Reproduce precisely the lines of the material below from the line containing "Read out every word on this page." up to and including its last line. Pictures must not be copied.

--*--

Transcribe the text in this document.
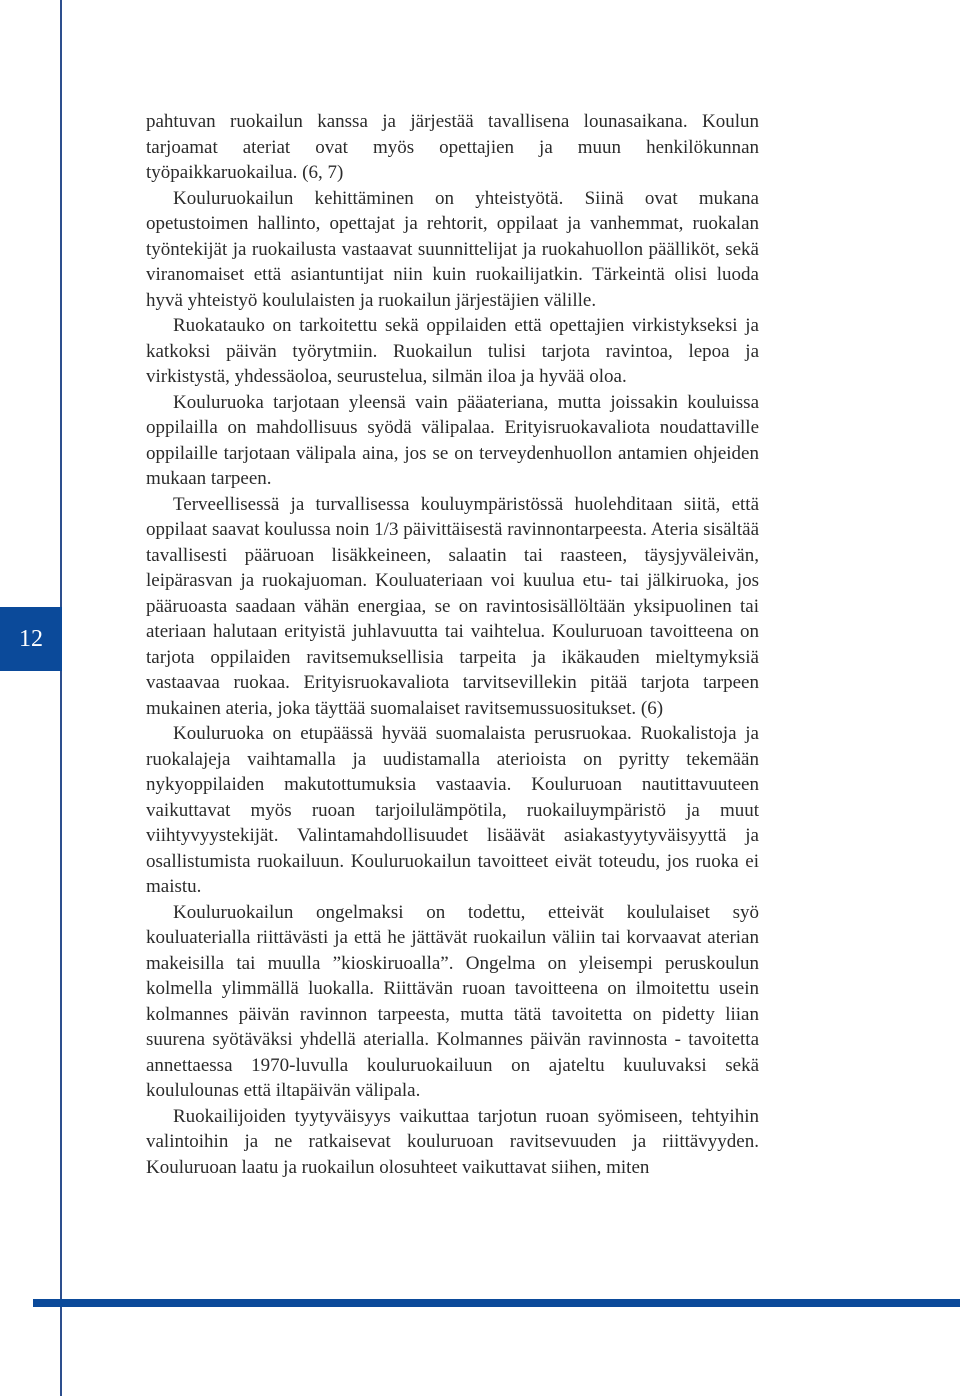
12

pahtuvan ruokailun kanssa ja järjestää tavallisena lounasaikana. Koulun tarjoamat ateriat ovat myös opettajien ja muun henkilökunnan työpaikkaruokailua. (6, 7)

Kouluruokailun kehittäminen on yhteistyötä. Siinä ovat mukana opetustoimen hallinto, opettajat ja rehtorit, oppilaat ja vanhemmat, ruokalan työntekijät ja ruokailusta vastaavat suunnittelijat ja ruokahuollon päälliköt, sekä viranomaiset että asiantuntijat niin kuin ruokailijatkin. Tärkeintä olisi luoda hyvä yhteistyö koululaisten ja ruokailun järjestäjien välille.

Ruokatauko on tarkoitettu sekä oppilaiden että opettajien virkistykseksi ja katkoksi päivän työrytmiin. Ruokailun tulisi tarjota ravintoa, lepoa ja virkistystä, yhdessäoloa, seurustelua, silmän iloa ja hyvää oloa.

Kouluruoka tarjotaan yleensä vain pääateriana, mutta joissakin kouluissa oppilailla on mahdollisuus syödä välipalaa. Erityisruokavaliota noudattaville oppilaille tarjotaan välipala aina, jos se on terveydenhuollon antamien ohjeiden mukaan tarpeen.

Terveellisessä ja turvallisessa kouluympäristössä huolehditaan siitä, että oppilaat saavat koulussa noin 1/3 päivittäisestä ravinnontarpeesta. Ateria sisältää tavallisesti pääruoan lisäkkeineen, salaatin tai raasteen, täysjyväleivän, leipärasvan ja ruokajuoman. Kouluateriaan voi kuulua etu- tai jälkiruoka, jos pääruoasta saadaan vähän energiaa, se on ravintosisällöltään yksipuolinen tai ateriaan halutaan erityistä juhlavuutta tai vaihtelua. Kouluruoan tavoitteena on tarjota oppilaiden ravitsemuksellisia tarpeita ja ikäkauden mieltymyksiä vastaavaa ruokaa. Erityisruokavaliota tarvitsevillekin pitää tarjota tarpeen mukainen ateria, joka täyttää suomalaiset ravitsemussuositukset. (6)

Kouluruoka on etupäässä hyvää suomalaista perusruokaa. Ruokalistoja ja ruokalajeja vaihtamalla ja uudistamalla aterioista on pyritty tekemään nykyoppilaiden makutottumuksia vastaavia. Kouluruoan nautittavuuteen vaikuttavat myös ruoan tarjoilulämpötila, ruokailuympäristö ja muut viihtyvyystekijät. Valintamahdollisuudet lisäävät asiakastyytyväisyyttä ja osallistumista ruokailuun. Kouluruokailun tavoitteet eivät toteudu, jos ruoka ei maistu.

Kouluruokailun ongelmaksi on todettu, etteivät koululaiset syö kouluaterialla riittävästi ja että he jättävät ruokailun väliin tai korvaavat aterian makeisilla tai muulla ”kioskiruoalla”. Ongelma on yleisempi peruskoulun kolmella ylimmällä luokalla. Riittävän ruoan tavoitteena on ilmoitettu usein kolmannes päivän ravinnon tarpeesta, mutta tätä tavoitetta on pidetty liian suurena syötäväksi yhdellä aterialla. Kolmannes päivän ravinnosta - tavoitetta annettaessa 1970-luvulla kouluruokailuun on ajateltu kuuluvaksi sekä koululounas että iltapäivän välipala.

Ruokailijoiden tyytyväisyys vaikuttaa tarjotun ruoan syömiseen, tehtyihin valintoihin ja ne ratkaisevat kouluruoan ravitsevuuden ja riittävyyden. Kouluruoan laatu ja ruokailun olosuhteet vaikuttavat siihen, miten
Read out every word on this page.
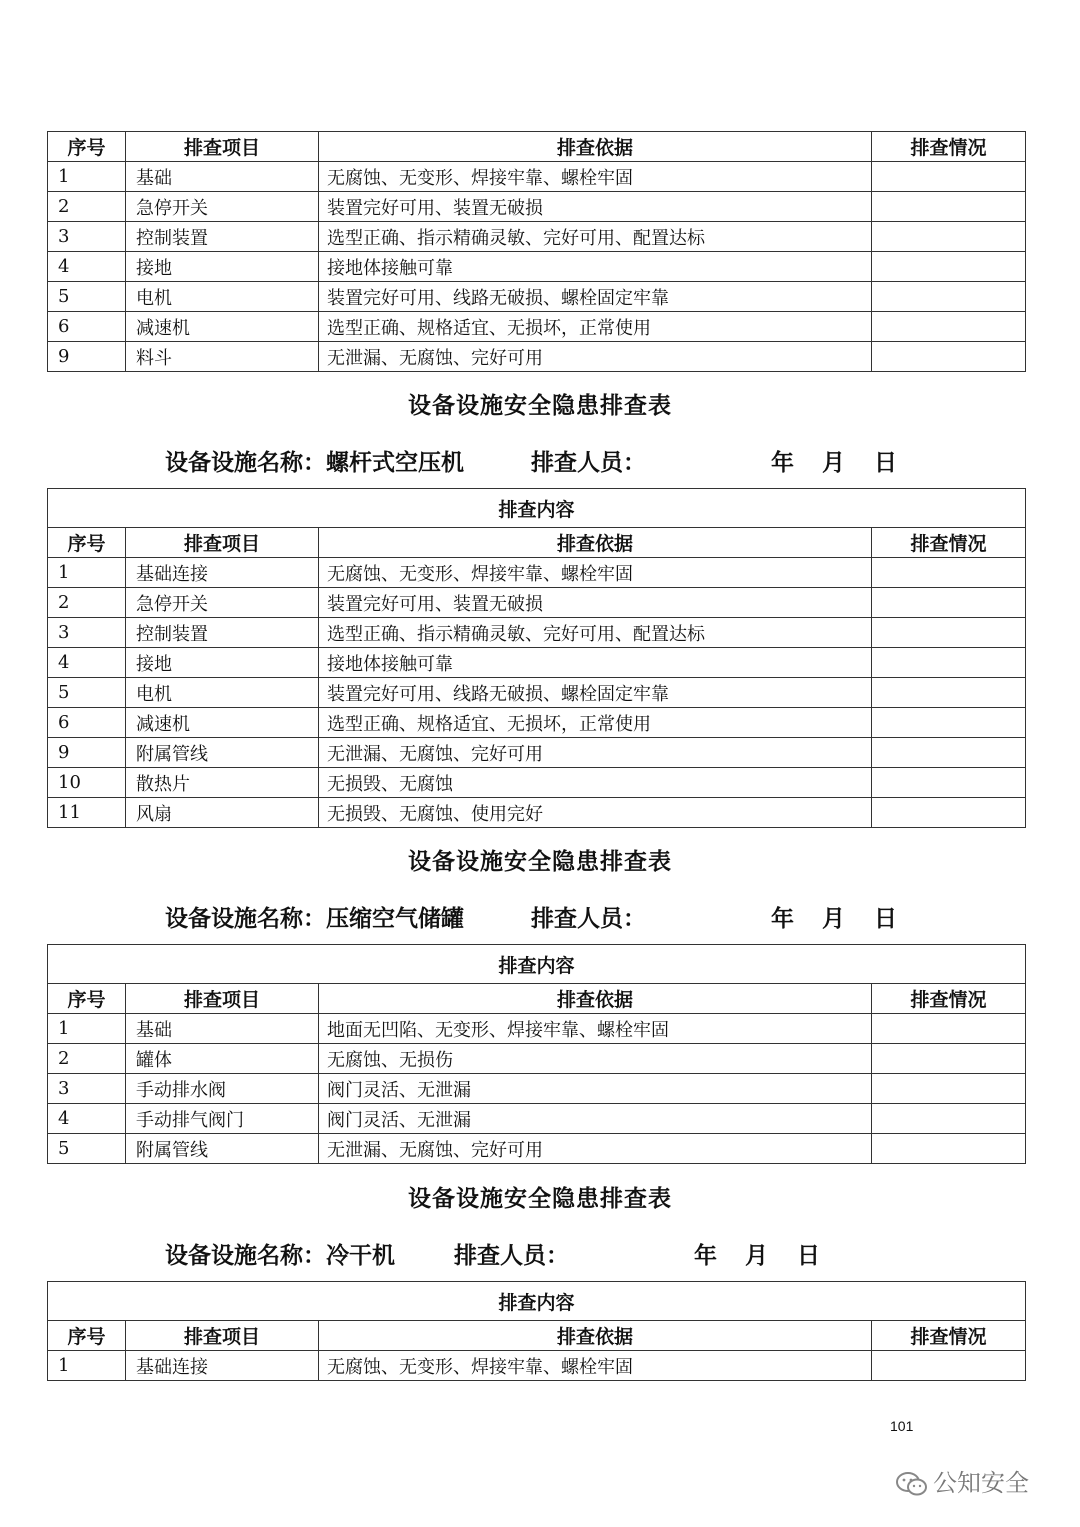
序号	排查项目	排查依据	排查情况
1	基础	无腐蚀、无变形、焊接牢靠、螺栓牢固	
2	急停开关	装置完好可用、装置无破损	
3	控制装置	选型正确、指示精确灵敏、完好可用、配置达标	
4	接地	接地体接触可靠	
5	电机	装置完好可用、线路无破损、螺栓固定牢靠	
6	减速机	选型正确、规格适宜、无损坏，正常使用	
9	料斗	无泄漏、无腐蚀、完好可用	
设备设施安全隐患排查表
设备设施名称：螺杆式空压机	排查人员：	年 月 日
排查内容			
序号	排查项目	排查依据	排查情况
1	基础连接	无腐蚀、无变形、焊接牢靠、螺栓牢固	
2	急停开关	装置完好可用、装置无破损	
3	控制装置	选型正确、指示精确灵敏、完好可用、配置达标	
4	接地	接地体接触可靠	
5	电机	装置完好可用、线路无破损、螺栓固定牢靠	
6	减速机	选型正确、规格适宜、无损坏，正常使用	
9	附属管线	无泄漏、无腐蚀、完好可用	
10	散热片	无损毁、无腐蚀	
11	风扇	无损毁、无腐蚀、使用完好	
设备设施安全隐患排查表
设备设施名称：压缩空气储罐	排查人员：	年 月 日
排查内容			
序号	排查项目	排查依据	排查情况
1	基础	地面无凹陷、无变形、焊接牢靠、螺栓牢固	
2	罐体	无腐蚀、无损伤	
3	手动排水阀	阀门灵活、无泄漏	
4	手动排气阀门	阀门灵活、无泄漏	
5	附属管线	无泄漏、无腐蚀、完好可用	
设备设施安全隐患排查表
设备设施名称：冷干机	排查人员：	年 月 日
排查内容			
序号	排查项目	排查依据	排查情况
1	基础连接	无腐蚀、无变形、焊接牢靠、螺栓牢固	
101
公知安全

--*--

Solved problem:
Read out every word on this page.
序号	排查项目	排查依据	排查情况
1	基础	无腐蚀、无变形、焊接牢靠、螺栓牢固	
2	急停开关	装置完好可用、装置无破损	
3	控制装置	选型正确、指示精确灵敏、完好可用、配置达标	
4	接地	接地体接触可靠	
5	电机	装置完好可用、线路无破损、螺栓固定牢靠	
6	减速机	选型正确、规格适宜、无损坏，正常使用	
9	料斗	无泄漏、无腐蚀、完好可用	
设备设施安全隐患排查表
设备设施名称：螺杆式空压机	排查人员：	年 月 日
排查内容			
序号	排查项目	排查依据	排查情况
1	基础连接	无腐蚀、无变形、焊接牢靠、螺栓牢固	
2	急停开关	装置完好可用、装置无破损	
3	控制装置	选型正确、指示精确灵敏、完好可用、配置达标	
4	接地	接地体接触可靠	
5	电机	装置完好可用、线路无破损、螺栓固定牢靠	
6	减速机	选型正确、规格适宜、无损坏，正常使用	
9	附属管线	无泄漏、无腐蚀、完好可用	
10	散热片	无损毁、无腐蚀	
11	风扇	无损毁、无腐蚀、使用完好	
设备设施安全隐患排查表
设备设施名称：压缩空气储罐	排查人员：	年 月 日
排查内容			
序号	排查项目	排查依据	排查情况
1	基础	地面无凹陷、无变形、焊接牢靠、螺栓牢固	
2	罐体	无腐蚀、无损伤	
3	手动排水阀	阀门灵活、无泄漏	
4	手动排气阀门	阀门灵活、无泄漏	
5	附属管线	无泄漏、无腐蚀、完好可用	
设备设施安全隐患排查表
设备设施名称：冷干机	排查人员：	年 月 日
排查内容			
序号	排查项目	排查依据	排查情况
1	基础连接	无腐蚀、无变形、焊接牢靠、螺栓牢固	
101
公知安全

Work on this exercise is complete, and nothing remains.